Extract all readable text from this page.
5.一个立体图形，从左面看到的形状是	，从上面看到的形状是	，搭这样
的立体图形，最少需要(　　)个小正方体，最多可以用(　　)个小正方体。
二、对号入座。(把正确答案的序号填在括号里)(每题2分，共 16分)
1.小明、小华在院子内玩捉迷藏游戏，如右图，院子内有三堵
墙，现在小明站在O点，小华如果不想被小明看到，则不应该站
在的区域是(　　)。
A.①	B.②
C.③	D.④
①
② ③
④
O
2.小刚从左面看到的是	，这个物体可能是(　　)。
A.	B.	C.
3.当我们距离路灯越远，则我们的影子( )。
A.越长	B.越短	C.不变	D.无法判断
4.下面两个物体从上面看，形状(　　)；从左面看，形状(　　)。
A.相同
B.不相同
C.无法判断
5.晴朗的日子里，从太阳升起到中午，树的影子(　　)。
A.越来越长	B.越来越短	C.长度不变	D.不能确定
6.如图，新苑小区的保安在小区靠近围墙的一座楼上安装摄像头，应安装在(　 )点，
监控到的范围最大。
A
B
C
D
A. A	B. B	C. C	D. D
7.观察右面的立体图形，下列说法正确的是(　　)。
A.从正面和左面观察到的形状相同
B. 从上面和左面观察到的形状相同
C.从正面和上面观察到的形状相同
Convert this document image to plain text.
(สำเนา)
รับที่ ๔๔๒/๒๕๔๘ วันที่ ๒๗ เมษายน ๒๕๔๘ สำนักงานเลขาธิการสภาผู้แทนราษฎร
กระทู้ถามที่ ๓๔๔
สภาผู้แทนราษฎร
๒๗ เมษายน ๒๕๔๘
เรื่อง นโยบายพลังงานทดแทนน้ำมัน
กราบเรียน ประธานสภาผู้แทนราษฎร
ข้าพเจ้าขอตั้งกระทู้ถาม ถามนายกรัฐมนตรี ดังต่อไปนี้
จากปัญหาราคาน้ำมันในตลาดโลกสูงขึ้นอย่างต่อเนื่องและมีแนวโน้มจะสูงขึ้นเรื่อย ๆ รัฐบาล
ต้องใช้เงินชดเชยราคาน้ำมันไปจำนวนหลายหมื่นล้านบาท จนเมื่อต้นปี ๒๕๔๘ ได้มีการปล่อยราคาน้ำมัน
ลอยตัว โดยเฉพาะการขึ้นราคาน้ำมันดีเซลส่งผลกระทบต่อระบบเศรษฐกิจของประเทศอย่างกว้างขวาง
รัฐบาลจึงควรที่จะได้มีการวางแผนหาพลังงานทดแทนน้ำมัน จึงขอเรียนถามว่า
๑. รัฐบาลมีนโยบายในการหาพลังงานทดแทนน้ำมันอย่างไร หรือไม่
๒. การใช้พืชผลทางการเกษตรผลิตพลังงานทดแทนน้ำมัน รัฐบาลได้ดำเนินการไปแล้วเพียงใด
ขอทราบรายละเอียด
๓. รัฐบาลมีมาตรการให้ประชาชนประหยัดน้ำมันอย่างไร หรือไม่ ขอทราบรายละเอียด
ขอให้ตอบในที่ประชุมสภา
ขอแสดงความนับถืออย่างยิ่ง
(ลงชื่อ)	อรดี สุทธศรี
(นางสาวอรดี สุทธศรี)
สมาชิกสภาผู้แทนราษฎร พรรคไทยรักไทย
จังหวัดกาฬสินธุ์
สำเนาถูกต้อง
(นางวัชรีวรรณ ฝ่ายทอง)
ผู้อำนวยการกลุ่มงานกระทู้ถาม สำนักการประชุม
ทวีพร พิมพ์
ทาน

◇ ◇ ◇ ◇ ◇

→ **Task**:
Write the data back out verbatim.

→ **The reply**:
Extract all readable text from this page.
5.一个立体图形，从左面看到的形状是	，从上面看到的形状是	，搭这样
的立体图形，最少需要(　　)个小正方体，最多可以用(　　)个小正方体。
二、对号入座。(把正确答案的序号填在括号里)(每题2分，共 16分)
1.小明、小华在院子内玩捉迷藏游戏，如右图，院子内有三堵
墙，现在小明站在O点，小华如果不想被小明看到，则不应该站
在的区域是(　　)。
A.①	B.②
C.③	D.④
①
② ③
④
O
2.小刚从左面看到的是	，这个物体可能是(　　)。
A.	B.	C.
3.当我们距离路灯越远，则我们的影子( )。
A.越长	B.越短	C.不变	D.无法判断
4.下面两个物体从上面看，形状(　　)；从左面看，形状(　　)。
A.相同
B.不相同
C.无法判断
5.晴朗的日子里，从太阳升起到中午，树的影子(　　)。
A.越来越长	B.越来越短	C.长度不变	D.不能确定
6.如图，新苑小区的保安在小区靠近围墙的一座楼上安装摄像头，应安装在(　 )点，
监控到的范围最大。
A
B
C
D
A. A	B. B	C. C	D. D
7.观察右面的立体图形，下列说法正确的是(　　)。
A.从正面和左面观察到的形状相同
B. 从上面和左面观察到的形状相同
C.从正面和上面观察到的形状相同
Convert this document image to plain text.
(สำเนา)
รับที่ ๔๔๒/๒๕๔๘ วันที่ ๒๗ เมษายน ๒๕๔๘ สำนักงานเลขาธิการสภาผู้แทนราษฎร
กระทู้ถามที่ ๓๔๔
สภาผู้แทนราษฎร
๒๗ เมษายน ๒๕๔๘
เรื่อง นโยบายพลังงานทดแทนน้ำมัน
กราบเรียน ประธานสภาผู้แทนราษฎร
ข้าพเจ้าขอตั้งกระทู้ถาม ถามนายกรัฐมนตรี ดังต่อไปนี้
จากปัญหาราคาน้ำมันในตลาดโลกสูงขึ้นอย่างต่อเนื่องและมีแนวโน้มจะสูงขึ้นเรื่อย ๆ รัฐบาล
ต้องใช้เงินชดเชยราคาน้ำมันไปจำนวนหลายหมื่นล้านบาท จนเมื่อต้นปี ๒๕๔๘ ได้มีการปล่อยราคาน้ำมัน
ลอยตัว โดยเฉพาะการขึ้นราคาน้ำมันดีเซลส่งผลกระทบต่อระบบเศรษฐกิจของประเทศอย่างกว้างขวาง
รัฐบาลจึงควรที่จะได้มีการวางแผนหาพลังงานทดแทนน้ำมัน จึงขอเรียนถามว่า
๑. รัฐบาลมีนโยบายในการหาพลังงานทดแทนน้ำมันอย่างไร หรือไม่
๒. การใช้พืชผลทางการเกษตรผลิตพลังงานทดแทนน้ำมัน รัฐบาลได้ดำเนินการไปแล้วเพียงใด
ขอทราบรายละเอียด
๓. รัฐบาลมีมาตรการให้ประชาชนประหยัดน้ำมันอย่างไร หรือไม่ ขอทราบรายละเอียด
ขอให้ตอบในที่ประชุมสภา
ขอแสดงความนับถืออย่างยิ่ง
(ลงชื่อ)	อรดี สุทธศรี
(นางสาวอรดี สุทธศรี)
สมาชิกสภาผู้แทนราษฎร พรรคไทยรักไทย
จังหวัดกาฬสินธุ์
สำเนาถูกต้อง
(นางวัชรีวรรณ ฝ่ายทอง)
ผู้อำนวยการกลุ่มงานกระทู้ถาม สำนักการประชุม
ทวีพร พิมพ์
ทาน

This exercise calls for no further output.